━━ RECORD EXCERPTS

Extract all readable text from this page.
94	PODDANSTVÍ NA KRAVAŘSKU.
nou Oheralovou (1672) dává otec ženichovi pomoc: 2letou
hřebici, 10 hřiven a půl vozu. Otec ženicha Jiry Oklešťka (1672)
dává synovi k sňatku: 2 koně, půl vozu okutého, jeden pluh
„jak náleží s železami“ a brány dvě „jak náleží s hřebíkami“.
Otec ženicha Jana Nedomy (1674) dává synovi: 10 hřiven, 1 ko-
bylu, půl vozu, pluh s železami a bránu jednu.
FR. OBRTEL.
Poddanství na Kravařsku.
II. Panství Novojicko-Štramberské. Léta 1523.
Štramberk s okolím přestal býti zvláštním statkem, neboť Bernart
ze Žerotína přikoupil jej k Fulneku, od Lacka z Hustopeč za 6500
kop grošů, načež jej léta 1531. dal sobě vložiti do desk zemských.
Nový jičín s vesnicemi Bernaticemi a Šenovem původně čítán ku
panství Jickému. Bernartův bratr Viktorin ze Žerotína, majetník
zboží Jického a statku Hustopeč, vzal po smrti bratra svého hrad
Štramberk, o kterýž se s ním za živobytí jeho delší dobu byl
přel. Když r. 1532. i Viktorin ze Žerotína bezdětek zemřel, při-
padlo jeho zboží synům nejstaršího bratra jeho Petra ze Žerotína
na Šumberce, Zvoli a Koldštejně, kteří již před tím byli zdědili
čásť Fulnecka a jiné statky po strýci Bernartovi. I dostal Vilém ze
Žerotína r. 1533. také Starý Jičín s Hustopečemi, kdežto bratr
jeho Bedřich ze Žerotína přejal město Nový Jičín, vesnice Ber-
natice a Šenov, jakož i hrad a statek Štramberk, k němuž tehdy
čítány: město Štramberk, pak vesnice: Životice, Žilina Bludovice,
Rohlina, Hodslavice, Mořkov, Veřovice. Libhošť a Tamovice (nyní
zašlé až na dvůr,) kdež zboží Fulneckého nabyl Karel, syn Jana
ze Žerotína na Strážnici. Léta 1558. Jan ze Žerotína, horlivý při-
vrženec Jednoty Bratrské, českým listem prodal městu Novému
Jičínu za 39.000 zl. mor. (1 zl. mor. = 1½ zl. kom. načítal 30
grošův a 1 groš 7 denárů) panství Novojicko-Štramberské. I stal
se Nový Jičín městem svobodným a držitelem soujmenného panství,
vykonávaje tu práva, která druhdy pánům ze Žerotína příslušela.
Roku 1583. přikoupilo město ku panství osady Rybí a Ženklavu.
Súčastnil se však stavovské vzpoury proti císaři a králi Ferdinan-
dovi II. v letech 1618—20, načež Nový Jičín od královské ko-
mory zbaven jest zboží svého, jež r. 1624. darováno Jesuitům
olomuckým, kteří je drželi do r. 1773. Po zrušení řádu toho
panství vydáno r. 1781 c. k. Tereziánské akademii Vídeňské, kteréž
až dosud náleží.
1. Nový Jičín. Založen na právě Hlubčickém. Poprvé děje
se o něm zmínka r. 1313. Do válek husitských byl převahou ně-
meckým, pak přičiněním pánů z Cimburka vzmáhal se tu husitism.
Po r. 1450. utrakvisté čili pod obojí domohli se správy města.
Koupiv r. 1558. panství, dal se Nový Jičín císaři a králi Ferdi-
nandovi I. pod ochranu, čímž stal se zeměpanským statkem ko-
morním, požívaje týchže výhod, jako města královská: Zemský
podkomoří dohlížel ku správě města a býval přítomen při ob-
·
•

━━━━

§ **WRITTEN INSTRUCTION**
Pick out each line containing "železami" and report it.

§ **SOLVED PROBLEM**
„jak náleží s železami“ a brány dvě „jak náleží s hřebíkami“.
bylu, půl vozu, pluh s železami a bránu jednu.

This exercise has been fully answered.